Description of the task >> Look through the material below and give the number of lines holding "instruction", with no other words.

Task material >>

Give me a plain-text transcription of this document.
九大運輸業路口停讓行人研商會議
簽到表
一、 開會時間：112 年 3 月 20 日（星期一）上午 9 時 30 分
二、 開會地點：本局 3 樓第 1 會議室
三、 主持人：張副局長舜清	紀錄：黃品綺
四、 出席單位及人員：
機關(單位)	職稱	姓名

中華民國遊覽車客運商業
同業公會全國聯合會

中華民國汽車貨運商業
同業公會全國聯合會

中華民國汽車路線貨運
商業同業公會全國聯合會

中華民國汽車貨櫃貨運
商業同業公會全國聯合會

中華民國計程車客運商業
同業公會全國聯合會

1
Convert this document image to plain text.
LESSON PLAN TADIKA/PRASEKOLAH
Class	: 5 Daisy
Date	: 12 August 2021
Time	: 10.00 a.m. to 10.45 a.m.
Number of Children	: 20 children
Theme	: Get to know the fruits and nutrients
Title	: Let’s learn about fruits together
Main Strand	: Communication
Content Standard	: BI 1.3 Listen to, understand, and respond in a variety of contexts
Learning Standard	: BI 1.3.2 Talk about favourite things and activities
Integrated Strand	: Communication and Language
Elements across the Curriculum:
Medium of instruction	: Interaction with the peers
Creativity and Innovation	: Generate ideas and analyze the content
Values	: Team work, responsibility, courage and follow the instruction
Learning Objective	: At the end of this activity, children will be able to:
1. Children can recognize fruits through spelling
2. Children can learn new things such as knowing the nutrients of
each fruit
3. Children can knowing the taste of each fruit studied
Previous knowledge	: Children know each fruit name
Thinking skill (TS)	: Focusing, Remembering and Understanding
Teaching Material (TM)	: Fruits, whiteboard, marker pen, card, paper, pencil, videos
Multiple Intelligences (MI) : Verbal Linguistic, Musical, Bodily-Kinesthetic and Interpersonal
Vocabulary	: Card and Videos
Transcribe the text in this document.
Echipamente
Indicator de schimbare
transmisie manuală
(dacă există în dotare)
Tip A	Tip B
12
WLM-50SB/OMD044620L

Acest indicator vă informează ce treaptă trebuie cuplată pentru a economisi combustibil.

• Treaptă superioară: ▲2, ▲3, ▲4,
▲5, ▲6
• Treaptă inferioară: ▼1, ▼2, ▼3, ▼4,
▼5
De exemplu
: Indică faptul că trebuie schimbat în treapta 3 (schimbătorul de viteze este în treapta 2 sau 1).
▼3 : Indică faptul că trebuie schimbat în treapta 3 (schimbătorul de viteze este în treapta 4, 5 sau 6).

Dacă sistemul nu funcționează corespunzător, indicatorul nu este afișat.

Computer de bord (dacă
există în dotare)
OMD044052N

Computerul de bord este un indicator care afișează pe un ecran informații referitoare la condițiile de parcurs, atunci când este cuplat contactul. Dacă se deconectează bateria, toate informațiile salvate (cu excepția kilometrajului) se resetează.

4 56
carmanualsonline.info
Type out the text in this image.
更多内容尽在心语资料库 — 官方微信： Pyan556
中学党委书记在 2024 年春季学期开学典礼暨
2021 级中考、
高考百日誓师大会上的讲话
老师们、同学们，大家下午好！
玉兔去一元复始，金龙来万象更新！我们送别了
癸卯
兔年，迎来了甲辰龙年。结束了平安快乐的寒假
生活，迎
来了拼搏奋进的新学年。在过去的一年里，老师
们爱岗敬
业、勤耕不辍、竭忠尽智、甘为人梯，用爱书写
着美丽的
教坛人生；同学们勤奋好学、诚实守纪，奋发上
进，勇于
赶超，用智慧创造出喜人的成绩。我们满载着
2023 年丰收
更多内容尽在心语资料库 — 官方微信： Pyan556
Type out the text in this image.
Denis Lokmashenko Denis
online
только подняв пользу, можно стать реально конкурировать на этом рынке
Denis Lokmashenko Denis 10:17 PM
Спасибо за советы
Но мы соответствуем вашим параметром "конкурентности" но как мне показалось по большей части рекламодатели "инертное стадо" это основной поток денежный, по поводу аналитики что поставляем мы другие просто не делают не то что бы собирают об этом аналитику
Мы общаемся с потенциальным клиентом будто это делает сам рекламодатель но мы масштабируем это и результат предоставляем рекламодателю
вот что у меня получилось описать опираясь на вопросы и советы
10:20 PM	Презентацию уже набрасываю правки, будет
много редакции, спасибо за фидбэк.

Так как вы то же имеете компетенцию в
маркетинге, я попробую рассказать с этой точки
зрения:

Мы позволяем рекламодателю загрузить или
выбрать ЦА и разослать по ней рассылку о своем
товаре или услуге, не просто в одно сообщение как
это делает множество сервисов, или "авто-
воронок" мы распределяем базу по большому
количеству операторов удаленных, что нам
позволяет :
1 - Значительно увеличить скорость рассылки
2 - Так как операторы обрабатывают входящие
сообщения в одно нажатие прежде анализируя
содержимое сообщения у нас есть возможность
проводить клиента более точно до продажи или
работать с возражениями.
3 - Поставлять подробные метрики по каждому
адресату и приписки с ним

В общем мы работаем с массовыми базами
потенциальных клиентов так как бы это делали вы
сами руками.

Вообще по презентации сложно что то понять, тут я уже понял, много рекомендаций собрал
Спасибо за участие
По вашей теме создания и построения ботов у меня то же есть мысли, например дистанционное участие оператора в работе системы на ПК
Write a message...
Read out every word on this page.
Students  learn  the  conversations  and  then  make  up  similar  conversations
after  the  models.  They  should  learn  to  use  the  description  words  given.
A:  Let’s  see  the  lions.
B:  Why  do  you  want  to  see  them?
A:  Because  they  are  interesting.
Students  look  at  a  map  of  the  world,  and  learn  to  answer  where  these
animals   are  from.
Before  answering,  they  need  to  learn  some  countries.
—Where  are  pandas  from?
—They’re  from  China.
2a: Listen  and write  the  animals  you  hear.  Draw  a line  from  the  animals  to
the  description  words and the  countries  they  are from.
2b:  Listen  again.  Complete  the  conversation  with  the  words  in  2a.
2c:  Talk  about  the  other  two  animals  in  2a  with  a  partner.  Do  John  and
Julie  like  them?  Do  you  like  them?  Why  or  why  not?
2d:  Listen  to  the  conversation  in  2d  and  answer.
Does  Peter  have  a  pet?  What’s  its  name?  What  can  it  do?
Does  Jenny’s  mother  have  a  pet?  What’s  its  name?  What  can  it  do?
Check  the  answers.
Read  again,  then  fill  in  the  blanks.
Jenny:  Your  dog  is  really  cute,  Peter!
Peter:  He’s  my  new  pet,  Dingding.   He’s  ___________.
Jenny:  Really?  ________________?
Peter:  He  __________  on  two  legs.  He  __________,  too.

Task result >> 2